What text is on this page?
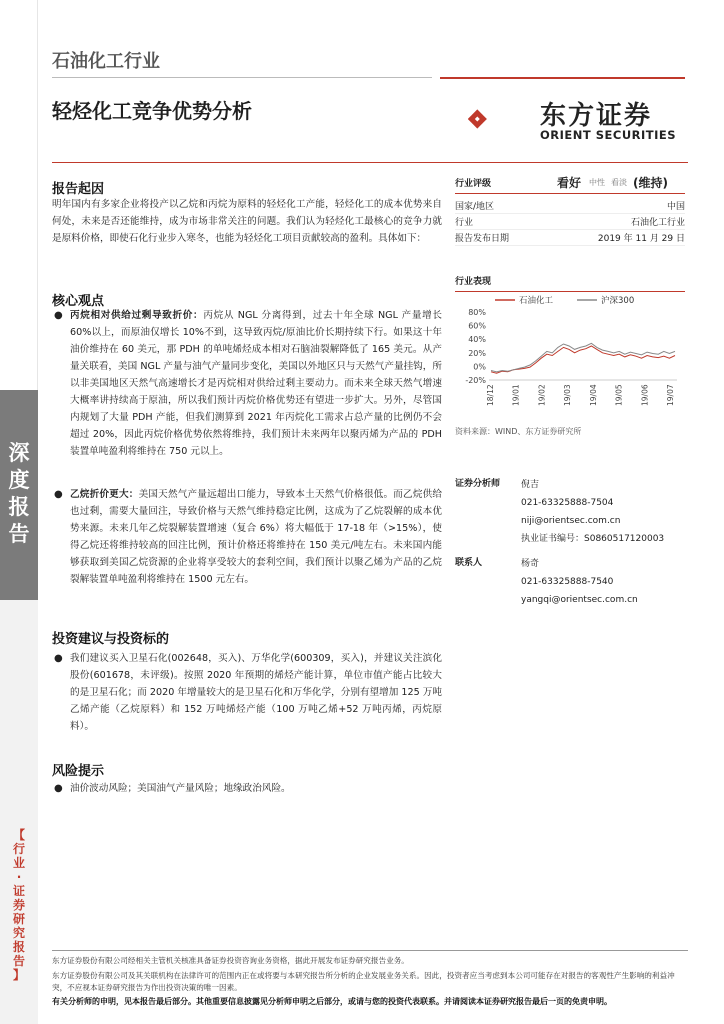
深
度
报
告
【
行
业
·
证
券
研
究
报
告
】
石油化工行业
轻烃化工竞争优势分析	东方证券
ORIENT SECURITIES
报告起因
明年国内有多家企业将投产以乙烷和丙烷为原料的轻烃化工产能，轻烃化工的成本优势来自何处，未来是否还能维持，成为市场非常关注的问题。我们认为轻烃化工最核心的竞争力就是原料价格，即使石化行业步入寒冬，也能为轻烃化工项目贡献较高的盈利。具体如下：
核心观点
● 丙烷相对供给过剩导致折价：丙烷从 NGL 分离得到，过去十年全球 NGL 产量增长 60%以上，而原油仅增长 10%不到，这导致丙烷/原油比价长期持续下行。如果这十年油价维持在 60 美元，那 PDH 的单吨烯烃成本相对石脑油裂解降低了 165 美元。从产量关联看，美国 NGL 产量与油气产量同步变化，美国以外地区只与天然气产量挂钩，所以非美国地区天然气高速增长才是丙烷相对供给过剩主要动力。而未来全球天然气增速大概率讲持续高于原油，所以我们预计丙烷价格优势还有望进一步扩大。另外，尽管国内规划了大量 PDH 产能，但我们测算到 2021 年丙烷化工需求占总产量的比例仍不会超过 20%，因此丙烷价格优势依然将维持，我们预计未来两年以聚丙烯为产品的 PDH 装置单吨盈利将维持在 750 元以上。
● 乙烷折价更大：美国天然气产量远超出口能力，导致本土天然气价格很低。而乙烷供给也过剩，需要大量回注，导致价格与天然气维持稳定比例，这成为了乙烷裂解的成本优势来源。未来几年乙烷裂解装置增速（复合 6%）将大幅低于 17-18 年（>15%），使得乙烷还将维持较高的回注比例，预计价格还将维持在 150 美元/吨左右。未来国内能够获取到美国乙烷资源的企业将享受较大的套利空间，我们预计以聚乙烯为产品的乙烷裂解装置单吨盈利将维持在 1500 元左右。
投资建议与投资标的
● 我们建议买入卫星石化(002648，买入)、万华化学(600309，买入)，并建议关注滨化股份(601678，未评级)。按照 2020 年预期的烯烃产能计算，单位市值产能占比较大的是卫星石化；而 2020 年增量较大的是卫星石化和万华化学，分别有望增加 125 万吨乙烯产能（乙烷原料）和 152 万吨烯烃产能（100 万吨乙烯+52 万吨丙烯，丙烷原料）。
风险提示
● 油价波动风险；美国油气产量风险；地缘政治风险。
行业评级	看好 中性 看淡 (维持)
国家/地区	中国
行业	石油化工行业
报告发布日期	2019 年 11 月 29 日
行业表现
石油化工	沪深300
80%
60%
40%
20%
0%
-20%
18/12 19/01 19/02 19/03 19/04 19/05 19/06 19/07
资料来源：WIND、东方证券研究所
证券分析师	倪吉
021-63325888-7504
niji@orientsec.com.cn
执业证书编号：S0860517120003
联系人	杨奇
021-63325888-7540
yangqi@orientsec.com.cn
东方证券股份有限公司经相关主管机关核准具备证券投资咨询业务资格，据此开展发布证券研究报告业务。
东方证券股份有限公司及其关联机构在法律许可的范围内正在或将要与本研究报告所分析的企业发展业务关系。因此，投资者应当考虑到本公司可能存在对报告的客观性产生影响的利益冲突，不应视本证券研究报告为作出投资决策的唯一因素。
有关分析师的申明，见本报告最后部分。其他重要信息披露见分析师申明之后部分，或请与您的投资代表联系。并请阅读本证券研究报告最后一页的免责申明。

______

Task
Retype the listing exactly. Pictures do not belong in the copy.

Task answer
What text is on this page?
深
度
报
告
【
行
业
·
证
券
研
究
报
告
】
石油化工行业
轻烃化工竞争优势分析	东方证券
ORIENT SECURITIES
报告起因
明年国内有多家企业将投产以乙烷和丙烷为原料的轻烃化工产能，轻烃化工的成本优势来自何处，未来是否还能维持，成为市场非常关注的问题。我们认为轻烃化工最核心的竞争力就是原料价格，即使石化行业步入寒冬，也能为轻烃化工项目贡献较高的盈利。具体如下：
核心观点
● 丙烷相对供给过剩导致折价：丙烷从 NGL 分离得到，过去十年全球 NGL 产量增长 60%以上，而原油仅增长 10%不到，这导致丙烷/原油比价长期持续下行。如果这十年油价维持在 60 美元，那 PDH 的单吨烯烃成本相对石脑油裂解降低了 165 美元。从产量关联看，美国 NGL 产量与油气产量同步变化，美国以外地区只与天然气产量挂钩，所以非美国地区天然气高速增长才是丙烷相对供给过剩主要动力。而未来全球天然气增速大概率讲持续高于原油，所以我们预计丙烷价格优势还有望进一步扩大。另外，尽管国内规划了大量 PDH 产能，但我们测算到 2021 年丙烷化工需求占总产量的比例仍不会超过 20%，因此丙烷价格优势依然将维持，我们预计未来两年以聚丙烯为产品的 PDH 装置单吨盈利将维持在 750 元以上。
● 乙烷折价更大：美国天然气产量远超出口能力，导致本土天然气价格很低。而乙烷供给也过剩，需要大量回注，导致价格与天然气维持稳定比例，这成为了乙烷裂解的成本优势来源。未来几年乙烷裂解装置增速（复合 6%）将大幅低于 17-18 年（>15%），使得乙烷还将维持较高的回注比例，预计价格还将维持在 150 美元/吨左右。未来国内能够获取到美国乙烷资源的企业将享受较大的套利空间，我们预计以聚乙烯为产品的乙烷裂解装置单吨盈利将维持在 1500 元左右。
投资建议与投资标的
● 我们建议买入卫星石化(002648，买入)、万华化学(600309，买入)，并建议关注滨化股份(601678，未评级)。按照 2020 年预期的烯烃产能计算，单位市值产能占比较大的是卫星石化；而 2020 年增量较大的是卫星石化和万华化学，分别有望增加 125 万吨乙烯产能（乙烷原料）和 152 万吨烯烃产能（100 万吨乙烯+52 万吨丙烯，丙烷原料）。
风险提示
● 油价波动风险；美国油气产量风险；地缘政治风险。
行业评级	看好 中性 看淡 (维持)
国家/地区	中国
行业	石油化工行业
报告发布日期	2019 年 11 月 29 日
行业表现
石油化工	沪深300
80%
60%
40%
20%
0%
-20%
18/12 19/01 19/02 19/03 19/04 19/05 19/06 19/07
资料来源：WIND、东方证券研究所
证券分析师	倪吉
021-63325888-7504
niji@orientsec.com.cn
执业证书编号：S0860517120003
联系人	杨奇
021-63325888-7540
yangqi@orientsec.com.cn
东方证券股份有限公司经相关主管机关核准具备证券投资咨询业务资格，据此开展发布证券研究报告业务。
东方证券股份有限公司及其关联机构在法律许可的范围内正在或将要与本研究报告所分析的企业发展业务关系。因此，投资者应当考虑到本公司可能存在对报告的客观性产生影响的利益冲突，不应视本证券研究报告为作出投资决策的唯一因素。
有关分析师的申明，见本报告最后部分。其他重要信息披露见分析师申明之后部分，或请与您的投资代表联系。并请阅读本证券研究报告最后一页的免责申明。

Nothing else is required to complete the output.